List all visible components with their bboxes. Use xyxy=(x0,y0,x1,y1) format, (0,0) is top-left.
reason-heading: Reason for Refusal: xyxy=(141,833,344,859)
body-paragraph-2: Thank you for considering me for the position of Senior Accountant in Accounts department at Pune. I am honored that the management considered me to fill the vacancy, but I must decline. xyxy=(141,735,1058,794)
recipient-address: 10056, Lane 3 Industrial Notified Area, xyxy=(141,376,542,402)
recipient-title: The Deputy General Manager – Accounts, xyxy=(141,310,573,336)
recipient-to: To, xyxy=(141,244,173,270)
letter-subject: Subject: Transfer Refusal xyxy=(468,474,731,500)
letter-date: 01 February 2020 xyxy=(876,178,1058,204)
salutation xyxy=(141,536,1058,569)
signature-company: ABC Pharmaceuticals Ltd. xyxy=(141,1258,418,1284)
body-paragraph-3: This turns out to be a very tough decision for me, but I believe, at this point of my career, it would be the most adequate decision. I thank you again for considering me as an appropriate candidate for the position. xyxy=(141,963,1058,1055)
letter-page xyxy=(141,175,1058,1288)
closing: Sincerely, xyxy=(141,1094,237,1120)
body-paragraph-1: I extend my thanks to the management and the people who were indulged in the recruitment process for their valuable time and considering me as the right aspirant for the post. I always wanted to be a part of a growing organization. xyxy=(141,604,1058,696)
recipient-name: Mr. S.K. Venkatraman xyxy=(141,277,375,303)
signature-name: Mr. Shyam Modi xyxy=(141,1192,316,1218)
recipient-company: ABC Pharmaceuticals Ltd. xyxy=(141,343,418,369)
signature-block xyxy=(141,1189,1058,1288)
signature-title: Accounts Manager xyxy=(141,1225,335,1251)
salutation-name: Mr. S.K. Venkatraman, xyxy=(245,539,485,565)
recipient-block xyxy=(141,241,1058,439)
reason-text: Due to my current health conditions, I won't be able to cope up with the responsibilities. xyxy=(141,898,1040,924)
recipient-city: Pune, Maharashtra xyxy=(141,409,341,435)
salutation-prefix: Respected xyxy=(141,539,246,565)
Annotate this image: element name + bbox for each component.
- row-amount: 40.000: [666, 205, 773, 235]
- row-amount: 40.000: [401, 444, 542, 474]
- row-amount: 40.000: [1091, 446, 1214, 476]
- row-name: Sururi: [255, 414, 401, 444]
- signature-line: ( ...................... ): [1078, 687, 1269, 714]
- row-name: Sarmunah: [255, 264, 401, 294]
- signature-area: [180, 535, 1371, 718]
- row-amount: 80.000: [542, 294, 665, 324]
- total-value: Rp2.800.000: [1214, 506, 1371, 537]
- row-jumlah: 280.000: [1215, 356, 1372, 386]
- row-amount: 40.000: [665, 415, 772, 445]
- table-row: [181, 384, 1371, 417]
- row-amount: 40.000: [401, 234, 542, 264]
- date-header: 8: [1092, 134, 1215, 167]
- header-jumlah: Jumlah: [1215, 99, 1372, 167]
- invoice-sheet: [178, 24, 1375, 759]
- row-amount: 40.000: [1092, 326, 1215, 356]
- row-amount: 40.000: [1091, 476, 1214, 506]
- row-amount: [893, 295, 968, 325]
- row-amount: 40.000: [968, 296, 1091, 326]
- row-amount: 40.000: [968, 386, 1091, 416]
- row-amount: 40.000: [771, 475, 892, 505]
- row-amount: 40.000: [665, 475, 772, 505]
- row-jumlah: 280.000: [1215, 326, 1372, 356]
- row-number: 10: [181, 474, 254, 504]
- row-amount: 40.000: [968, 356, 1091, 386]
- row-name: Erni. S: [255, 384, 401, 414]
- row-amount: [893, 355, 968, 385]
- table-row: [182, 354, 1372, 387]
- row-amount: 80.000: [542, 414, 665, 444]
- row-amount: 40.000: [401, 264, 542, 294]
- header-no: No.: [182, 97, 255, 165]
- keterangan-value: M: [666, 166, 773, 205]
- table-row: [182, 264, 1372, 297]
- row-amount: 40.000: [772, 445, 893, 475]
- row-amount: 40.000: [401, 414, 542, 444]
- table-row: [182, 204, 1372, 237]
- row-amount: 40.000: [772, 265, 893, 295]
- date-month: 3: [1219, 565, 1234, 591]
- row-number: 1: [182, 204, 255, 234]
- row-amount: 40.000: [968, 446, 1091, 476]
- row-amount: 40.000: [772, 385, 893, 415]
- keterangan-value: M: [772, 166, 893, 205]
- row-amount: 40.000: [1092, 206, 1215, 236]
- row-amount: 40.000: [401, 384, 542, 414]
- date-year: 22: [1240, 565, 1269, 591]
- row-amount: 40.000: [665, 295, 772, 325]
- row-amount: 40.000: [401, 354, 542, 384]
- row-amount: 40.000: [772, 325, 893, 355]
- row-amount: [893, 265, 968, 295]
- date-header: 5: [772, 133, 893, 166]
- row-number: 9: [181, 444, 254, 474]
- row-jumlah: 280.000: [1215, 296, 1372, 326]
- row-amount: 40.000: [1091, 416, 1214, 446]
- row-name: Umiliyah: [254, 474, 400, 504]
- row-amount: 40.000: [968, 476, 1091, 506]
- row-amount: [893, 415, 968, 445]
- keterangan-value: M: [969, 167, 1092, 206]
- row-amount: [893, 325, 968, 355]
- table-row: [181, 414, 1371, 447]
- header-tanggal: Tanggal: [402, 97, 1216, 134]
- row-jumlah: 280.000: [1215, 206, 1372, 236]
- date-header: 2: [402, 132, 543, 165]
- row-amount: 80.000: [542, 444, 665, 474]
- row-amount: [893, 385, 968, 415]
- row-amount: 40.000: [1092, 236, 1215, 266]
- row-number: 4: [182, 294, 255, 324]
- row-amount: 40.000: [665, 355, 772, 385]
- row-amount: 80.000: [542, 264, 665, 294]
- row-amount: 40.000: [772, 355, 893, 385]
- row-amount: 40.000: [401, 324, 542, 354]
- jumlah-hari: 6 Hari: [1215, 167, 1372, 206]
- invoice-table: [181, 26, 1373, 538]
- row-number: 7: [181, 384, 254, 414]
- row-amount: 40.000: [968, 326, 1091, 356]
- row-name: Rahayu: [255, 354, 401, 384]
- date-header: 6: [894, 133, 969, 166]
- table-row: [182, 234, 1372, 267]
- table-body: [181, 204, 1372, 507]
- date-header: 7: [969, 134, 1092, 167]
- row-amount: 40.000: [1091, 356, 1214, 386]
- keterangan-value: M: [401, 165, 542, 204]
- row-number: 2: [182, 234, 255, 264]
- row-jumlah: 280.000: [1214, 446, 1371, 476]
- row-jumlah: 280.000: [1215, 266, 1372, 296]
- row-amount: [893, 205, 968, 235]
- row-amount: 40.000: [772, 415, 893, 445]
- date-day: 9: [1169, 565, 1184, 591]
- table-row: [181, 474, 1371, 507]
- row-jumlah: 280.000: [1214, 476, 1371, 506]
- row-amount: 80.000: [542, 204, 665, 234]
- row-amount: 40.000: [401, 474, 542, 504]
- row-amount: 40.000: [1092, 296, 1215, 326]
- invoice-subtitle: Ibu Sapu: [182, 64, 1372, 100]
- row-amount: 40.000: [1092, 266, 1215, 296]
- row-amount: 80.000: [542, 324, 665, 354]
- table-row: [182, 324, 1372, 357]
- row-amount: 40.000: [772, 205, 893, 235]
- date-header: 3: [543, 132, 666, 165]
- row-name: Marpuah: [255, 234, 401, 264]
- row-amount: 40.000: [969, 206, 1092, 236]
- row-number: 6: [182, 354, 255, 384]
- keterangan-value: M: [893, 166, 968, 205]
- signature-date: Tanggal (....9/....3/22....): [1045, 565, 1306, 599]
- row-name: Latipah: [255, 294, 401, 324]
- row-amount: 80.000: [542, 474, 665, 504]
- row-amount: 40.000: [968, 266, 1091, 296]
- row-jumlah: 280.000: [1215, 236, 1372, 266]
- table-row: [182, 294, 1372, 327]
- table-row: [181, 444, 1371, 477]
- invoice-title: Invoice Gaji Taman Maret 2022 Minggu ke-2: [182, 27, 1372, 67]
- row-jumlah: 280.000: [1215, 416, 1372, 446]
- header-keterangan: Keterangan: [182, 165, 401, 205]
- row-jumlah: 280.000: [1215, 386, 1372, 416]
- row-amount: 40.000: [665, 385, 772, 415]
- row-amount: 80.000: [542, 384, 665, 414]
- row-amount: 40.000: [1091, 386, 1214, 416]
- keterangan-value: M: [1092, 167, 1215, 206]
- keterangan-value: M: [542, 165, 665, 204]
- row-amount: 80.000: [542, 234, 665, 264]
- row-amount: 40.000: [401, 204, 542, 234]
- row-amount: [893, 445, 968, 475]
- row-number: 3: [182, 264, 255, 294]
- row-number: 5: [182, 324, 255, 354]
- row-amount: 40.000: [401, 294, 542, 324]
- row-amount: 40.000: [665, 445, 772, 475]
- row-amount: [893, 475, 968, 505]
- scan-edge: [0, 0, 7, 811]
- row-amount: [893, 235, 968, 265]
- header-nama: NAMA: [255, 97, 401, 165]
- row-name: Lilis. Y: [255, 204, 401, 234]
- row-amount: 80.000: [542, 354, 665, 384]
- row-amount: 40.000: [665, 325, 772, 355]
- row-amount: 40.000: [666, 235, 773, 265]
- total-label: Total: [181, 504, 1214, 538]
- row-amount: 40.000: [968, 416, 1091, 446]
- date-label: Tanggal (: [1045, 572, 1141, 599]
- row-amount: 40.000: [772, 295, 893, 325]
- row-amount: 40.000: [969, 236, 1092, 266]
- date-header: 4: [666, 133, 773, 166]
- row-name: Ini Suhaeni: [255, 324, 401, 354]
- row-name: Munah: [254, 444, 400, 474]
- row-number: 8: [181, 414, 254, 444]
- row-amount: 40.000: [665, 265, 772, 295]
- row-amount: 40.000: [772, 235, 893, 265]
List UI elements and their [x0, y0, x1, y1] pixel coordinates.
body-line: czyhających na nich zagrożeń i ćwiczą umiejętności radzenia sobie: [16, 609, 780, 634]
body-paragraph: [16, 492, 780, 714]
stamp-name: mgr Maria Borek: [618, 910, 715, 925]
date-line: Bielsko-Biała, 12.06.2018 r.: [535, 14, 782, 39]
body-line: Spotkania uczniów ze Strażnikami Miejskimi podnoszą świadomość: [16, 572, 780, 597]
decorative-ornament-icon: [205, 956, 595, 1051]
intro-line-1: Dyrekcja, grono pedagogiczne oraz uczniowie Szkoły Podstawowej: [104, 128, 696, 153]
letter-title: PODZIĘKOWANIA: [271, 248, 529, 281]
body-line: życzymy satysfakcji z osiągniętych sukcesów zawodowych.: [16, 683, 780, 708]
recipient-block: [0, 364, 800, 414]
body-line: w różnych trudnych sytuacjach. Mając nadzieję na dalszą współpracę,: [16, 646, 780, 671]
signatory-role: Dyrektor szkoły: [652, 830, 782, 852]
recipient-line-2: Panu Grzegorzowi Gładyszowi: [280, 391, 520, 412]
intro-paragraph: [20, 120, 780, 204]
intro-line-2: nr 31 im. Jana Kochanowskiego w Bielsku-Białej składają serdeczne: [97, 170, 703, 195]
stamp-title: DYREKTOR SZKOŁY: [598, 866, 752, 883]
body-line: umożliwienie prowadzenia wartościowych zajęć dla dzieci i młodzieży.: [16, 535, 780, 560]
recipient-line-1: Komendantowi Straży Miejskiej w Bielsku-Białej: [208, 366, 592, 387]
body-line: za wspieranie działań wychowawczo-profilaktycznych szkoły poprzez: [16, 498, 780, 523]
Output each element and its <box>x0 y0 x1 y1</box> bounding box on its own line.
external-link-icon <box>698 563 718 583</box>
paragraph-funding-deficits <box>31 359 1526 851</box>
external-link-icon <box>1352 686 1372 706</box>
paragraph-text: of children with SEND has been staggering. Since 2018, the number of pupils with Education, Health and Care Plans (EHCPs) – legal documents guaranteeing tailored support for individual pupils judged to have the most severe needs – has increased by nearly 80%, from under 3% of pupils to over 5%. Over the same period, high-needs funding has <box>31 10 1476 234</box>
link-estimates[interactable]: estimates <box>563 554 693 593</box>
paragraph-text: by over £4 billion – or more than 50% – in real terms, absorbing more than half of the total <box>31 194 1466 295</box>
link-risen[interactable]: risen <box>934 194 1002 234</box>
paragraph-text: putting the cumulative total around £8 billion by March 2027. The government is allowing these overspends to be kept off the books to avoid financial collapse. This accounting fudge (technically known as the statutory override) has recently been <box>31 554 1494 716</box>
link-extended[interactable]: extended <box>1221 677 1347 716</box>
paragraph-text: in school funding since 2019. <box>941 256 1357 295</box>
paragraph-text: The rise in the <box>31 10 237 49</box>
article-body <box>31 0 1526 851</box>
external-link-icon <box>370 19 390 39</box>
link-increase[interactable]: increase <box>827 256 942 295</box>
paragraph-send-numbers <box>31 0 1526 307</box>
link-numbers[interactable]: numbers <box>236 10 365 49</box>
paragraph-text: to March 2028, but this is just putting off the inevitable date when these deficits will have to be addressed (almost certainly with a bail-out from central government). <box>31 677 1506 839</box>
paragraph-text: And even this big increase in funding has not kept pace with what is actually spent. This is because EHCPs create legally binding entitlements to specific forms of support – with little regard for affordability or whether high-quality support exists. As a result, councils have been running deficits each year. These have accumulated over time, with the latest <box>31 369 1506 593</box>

+---+

### What you have to do
Give the records above, from the first line through the line containing "recipient-address: 10056, Lane", as a Markdown table with columns "No." and "Line". Number each row and leave out blank lines.

### Result for this exercise
| No. | Line |
|---|---|
| 1 | List all visible components with their bboxes. Use xyxy=(x0,y0,x1,y1) format, (0,0) is top-left. |
| 2 | reason-heading: Reason for Refusal: xyxy=(141,833,344,859) |
| 3 | body-paragraph-2: Thank you for considering me for the position of Senior Accountant in Accounts department at Pune. I am honored that the management considered me to fill the vacancy, but I must decline. xyxy=(141,735,1058,794) |
| 4 | recipient-address: 10056, Lane 3 Industrial Notified Area, xyxy=(141,376,542,402) |